What is being asked: Find every line in the records that holds the string "object". Copy each one.

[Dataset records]

◆ ◆ ◆ ◆ ◆

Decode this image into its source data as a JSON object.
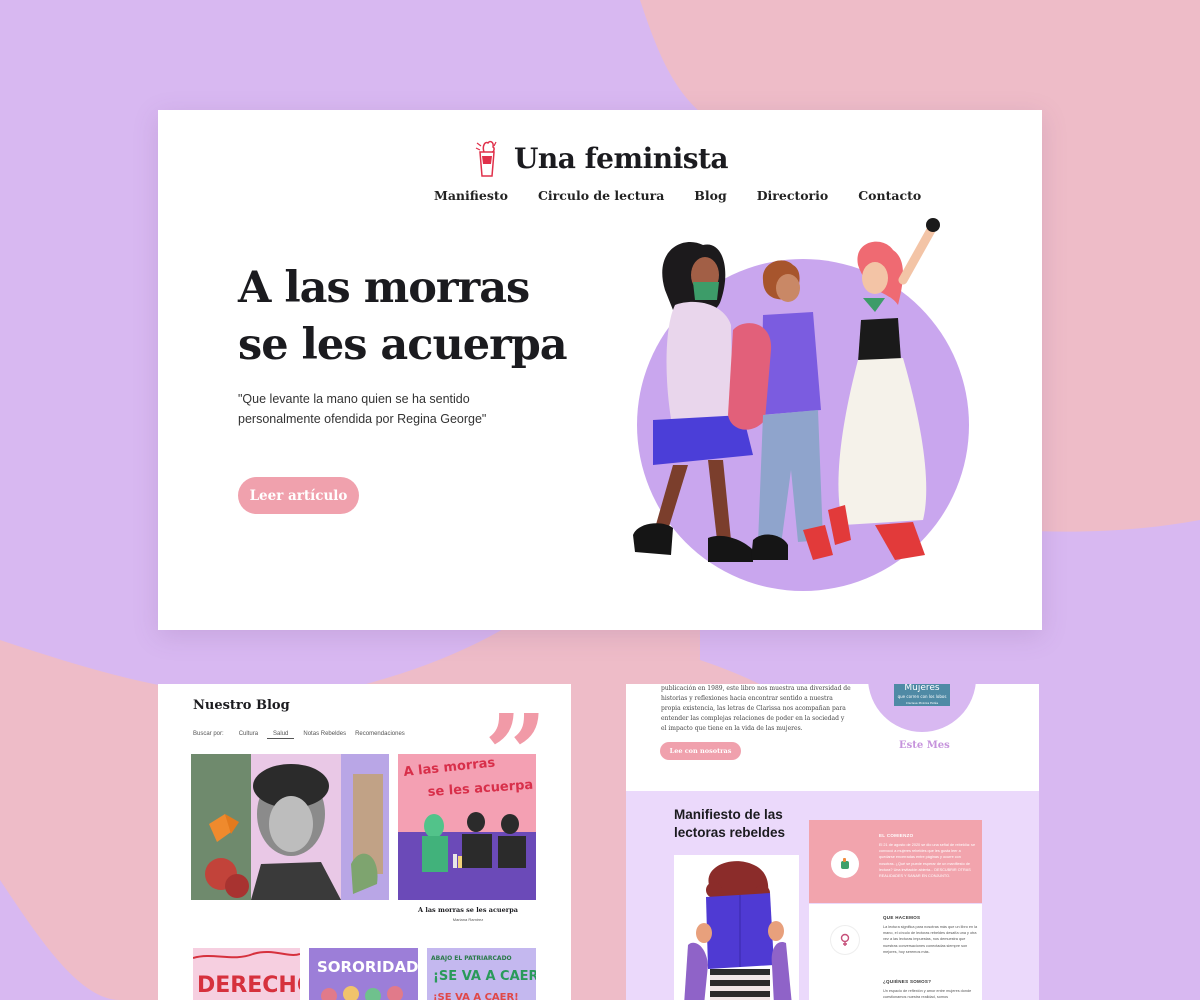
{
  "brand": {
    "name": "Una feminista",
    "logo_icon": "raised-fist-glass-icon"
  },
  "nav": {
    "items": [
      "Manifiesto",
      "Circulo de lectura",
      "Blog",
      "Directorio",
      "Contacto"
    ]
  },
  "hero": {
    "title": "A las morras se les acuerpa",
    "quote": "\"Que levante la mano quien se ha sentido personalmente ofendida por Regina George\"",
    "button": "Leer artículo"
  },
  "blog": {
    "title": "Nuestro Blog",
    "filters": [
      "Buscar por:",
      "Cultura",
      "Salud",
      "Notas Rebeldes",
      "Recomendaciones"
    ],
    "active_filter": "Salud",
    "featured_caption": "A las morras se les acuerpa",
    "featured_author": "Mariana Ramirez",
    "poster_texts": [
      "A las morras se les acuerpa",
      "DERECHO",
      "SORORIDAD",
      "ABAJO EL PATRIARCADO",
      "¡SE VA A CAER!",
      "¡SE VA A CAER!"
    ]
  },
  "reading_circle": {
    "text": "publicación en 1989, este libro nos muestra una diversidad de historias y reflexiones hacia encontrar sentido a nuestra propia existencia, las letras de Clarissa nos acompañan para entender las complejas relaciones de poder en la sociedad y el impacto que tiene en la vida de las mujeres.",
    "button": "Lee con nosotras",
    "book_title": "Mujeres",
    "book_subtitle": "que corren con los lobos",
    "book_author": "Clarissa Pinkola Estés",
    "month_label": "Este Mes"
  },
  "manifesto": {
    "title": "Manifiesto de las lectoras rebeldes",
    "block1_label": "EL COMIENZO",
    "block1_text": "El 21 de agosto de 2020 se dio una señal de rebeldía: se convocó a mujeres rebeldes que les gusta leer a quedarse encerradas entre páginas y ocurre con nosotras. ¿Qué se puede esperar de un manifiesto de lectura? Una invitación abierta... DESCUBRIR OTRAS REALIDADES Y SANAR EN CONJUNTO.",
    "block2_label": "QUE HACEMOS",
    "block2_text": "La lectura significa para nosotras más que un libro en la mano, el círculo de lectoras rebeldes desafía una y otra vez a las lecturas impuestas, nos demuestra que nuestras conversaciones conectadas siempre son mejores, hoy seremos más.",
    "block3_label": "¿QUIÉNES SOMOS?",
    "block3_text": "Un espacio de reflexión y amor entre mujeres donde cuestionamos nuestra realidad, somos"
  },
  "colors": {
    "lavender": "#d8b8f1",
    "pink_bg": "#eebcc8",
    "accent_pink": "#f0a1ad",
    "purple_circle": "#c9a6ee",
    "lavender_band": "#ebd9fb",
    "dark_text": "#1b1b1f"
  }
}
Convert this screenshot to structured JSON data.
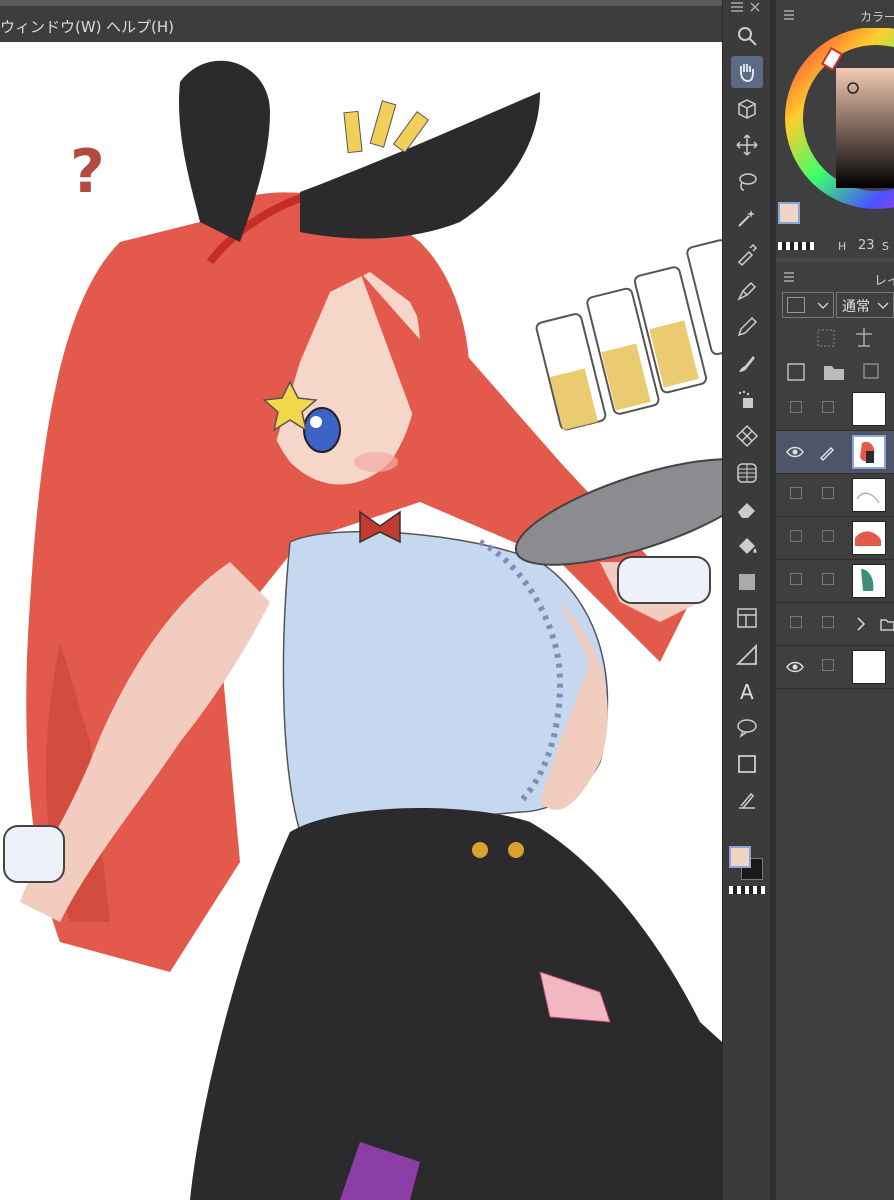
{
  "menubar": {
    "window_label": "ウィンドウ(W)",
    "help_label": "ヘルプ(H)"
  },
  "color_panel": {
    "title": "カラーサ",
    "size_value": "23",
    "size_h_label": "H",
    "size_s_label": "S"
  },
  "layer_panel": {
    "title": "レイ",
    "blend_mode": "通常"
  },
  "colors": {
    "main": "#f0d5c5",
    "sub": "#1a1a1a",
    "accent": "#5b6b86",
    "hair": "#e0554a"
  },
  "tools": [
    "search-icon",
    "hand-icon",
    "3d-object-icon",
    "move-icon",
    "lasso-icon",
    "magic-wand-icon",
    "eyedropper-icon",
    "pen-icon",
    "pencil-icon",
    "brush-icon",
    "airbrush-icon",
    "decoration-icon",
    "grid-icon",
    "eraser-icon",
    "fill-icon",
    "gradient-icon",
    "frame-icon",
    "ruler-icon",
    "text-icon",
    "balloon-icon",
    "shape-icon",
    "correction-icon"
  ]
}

◆ ◆ ◆ ◆ ◆

Exercise result:
Decode this image into its source data as a JSON object.
    "3d-object-icon",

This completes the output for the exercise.